**GIVEN REQUEST**
Keep the pictures out of the copy and print all the entries below exactly.

**Figure collection entries**

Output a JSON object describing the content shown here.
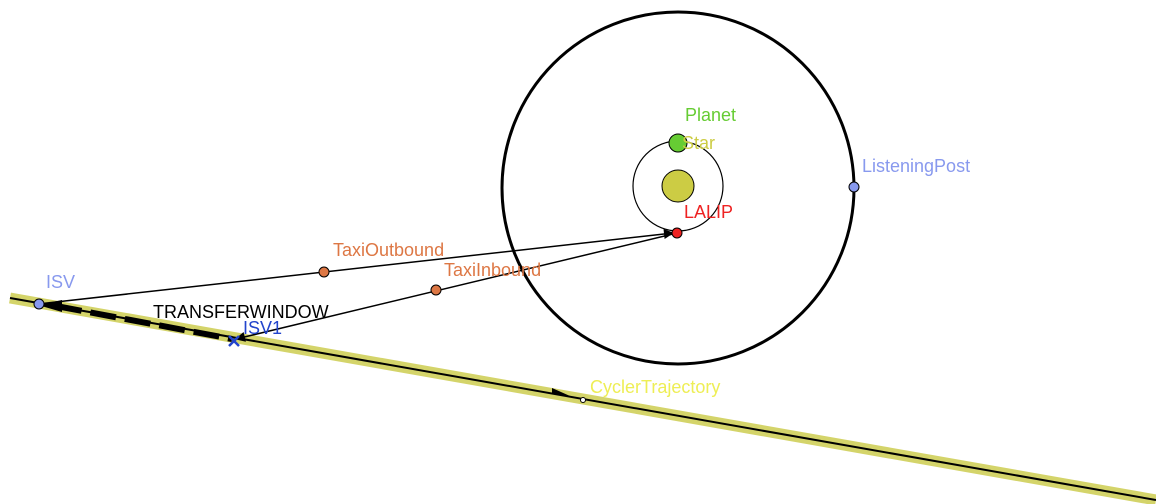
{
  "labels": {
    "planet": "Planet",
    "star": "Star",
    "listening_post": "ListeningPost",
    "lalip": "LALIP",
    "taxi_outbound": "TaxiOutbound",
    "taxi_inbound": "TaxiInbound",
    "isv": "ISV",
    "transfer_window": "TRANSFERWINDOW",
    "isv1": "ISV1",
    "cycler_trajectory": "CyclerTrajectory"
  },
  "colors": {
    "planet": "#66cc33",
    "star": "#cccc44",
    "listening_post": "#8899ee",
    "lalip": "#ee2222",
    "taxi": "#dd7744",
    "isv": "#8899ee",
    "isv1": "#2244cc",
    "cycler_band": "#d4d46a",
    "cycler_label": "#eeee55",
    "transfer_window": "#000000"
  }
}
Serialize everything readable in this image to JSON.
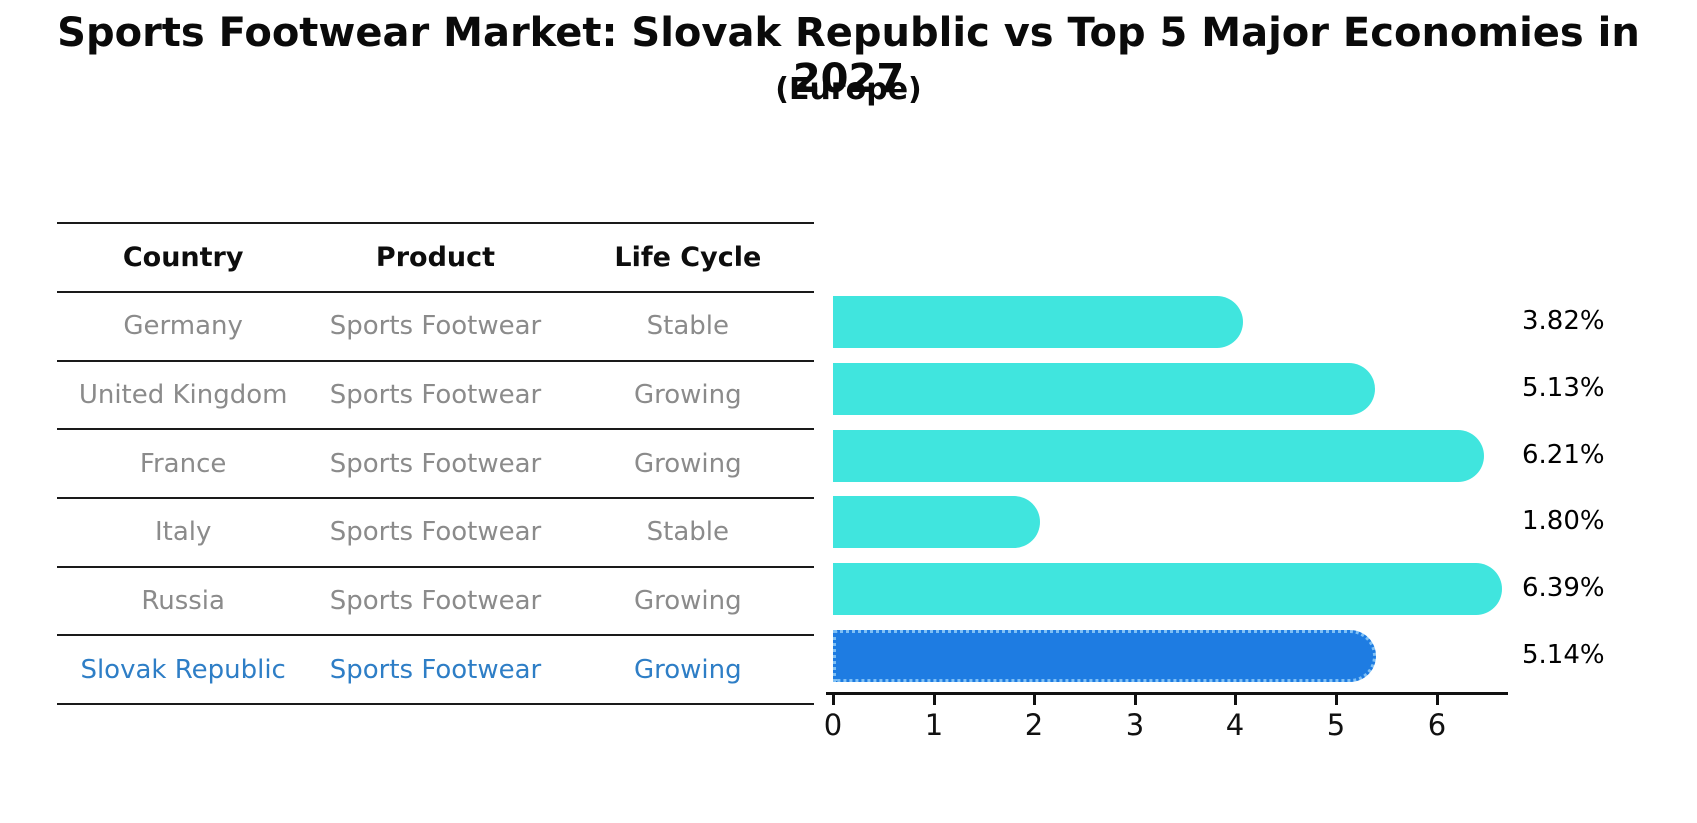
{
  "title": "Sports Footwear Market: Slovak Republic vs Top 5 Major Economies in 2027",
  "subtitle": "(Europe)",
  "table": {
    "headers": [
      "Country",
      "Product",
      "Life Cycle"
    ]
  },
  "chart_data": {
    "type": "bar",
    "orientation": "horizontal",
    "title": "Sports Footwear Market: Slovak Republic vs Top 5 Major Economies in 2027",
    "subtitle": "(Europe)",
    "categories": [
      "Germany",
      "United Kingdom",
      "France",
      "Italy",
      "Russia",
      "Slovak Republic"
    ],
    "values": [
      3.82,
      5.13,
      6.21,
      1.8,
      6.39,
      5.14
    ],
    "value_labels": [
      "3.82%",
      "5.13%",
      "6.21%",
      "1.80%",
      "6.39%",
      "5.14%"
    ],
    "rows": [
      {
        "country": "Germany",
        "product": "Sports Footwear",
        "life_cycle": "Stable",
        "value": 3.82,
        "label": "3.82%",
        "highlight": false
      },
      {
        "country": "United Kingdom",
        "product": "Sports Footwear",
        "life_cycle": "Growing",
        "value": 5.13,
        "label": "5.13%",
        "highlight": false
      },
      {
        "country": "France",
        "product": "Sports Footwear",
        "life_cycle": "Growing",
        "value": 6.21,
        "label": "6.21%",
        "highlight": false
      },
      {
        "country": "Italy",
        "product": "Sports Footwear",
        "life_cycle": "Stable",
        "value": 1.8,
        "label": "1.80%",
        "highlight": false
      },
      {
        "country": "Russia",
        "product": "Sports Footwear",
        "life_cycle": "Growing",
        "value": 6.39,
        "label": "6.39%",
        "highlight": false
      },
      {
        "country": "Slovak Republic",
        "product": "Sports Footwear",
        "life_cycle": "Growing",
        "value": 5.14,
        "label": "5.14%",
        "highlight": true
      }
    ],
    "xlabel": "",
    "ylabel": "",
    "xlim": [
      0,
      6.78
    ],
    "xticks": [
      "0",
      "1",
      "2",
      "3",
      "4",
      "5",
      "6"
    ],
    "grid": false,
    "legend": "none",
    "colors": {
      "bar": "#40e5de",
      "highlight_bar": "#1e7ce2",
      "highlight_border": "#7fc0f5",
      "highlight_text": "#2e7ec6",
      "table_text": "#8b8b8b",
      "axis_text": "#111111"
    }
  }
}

**SOLUTION FOR THIS EXERCISE**
Output a JSON object describing the content shown here.
{
  "labels": {
    "planet": "Planet",
    "star": "Star",
    "listening_post": "ListeningPost",
    "lalip": "LALIP",
    "taxi_outbound": "TaxiOutbound",
    "taxi_inbound": "TaxiInbound",
    "isv": "ISV",
    "transfer_window": "TRANSFERWINDOW",
    "isv1": "ISV1",
    "cycler_trajectory": "CyclerTrajectory"
  },
  "colors": {
    "planet": "#66cc33",
    "star": "#cccc44",
    "listening_post": "#8899ee",
    "lalip": "#ee2222",
    "taxi": "#dd7744",
    "isv": "#8899ee",
    "isv1": "#2244cc",
    "cycler_band": "#d4d46a",
    "cycler_label": "#eeee55",
    "transfer_window": "#000000"
  }
}
Serialize everything readable in this image to JSON.
{
  "title": "Sports Footwear Market: Slovak Republic vs Top 5 Major Economies in 2027",
  "subtitle": "(Europe)",
  "table": {
    "headers": [
      "Country",
      "Product",
      "Life Cycle"
    ]
  },
  "chart_data": {
    "type": "bar",
    "orientation": "horizontal",
    "title": "Sports Footwear Market: Slovak Republic vs Top 5 Major Economies in 2027",
    "subtitle": "(Europe)",
    "categories": [
      "Germany",
      "United Kingdom",
      "France",
      "Italy",
      "Russia",
      "Slovak Republic"
    ],
    "values": [
      3.82,
      5.13,
      6.21,
      1.8,
      6.39,
      5.14
    ],
    "value_labels": [
      "3.82%",
      "5.13%",
      "6.21%",
      "1.80%",
      "6.39%",
      "5.14%"
    ],
    "rows": [
      {
        "country": "Germany",
        "product": "Sports Footwear",
        "life_cycle": "Stable",
        "value": 3.82,
        "label": "3.82%",
        "highlight": false
      },
      {
        "country": "United Kingdom",
        "product": "Sports Footwear",
        "life_cycle": "Growing",
        "value": 5.13,
        "label": "5.13%",
        "highlight": false
      },
      {
        "country": "France",
        "product": "Sports Footwear",
        "life_cycle": "Growing",
        "value": 6.21,
        "label": "6.21%",
        "highlight": false
      },
      {
        "country": "Italy",
        "product": "Sports Footwear",
        "life_cycle": "Stable",
        "value": 1.8,
        "label": "1.80%",
        "highlight": false
      },
      {
        "country": "Russia",
        "product": "Sports Footwear",
        "life_cycle": "Growing",
        "value": 6.39,
        "label": "6.39%",
        "highlight": false
      },
      {
        "country": "Slovak Republic",
        "product": "Sports Footwear",
        "life_cycle": "Growing",
        "value": 5.14,
        "label": "5.14%",
        "highlight": true
      }
    ],
    "xlabel": "",
    "ylabel": "",
    "xlim": [
      0,
      6.78
    ],
    "xticks": [
      "0",
      "1",
      "2",
      "3",
      "4",
      "5",
      "6"
    ],
    "grid": false,
    "legend": "none",
    "colors": {
      "bar": "#40e5de",
      "highlight_bar": "#1e7ce2",
      "highlight_border": "#7fc0f5",
      "highlight_text": "#2e7ec6",
      "table_text": "#8b8b8b",
      "axis_text": "#111111"
    }
  }
}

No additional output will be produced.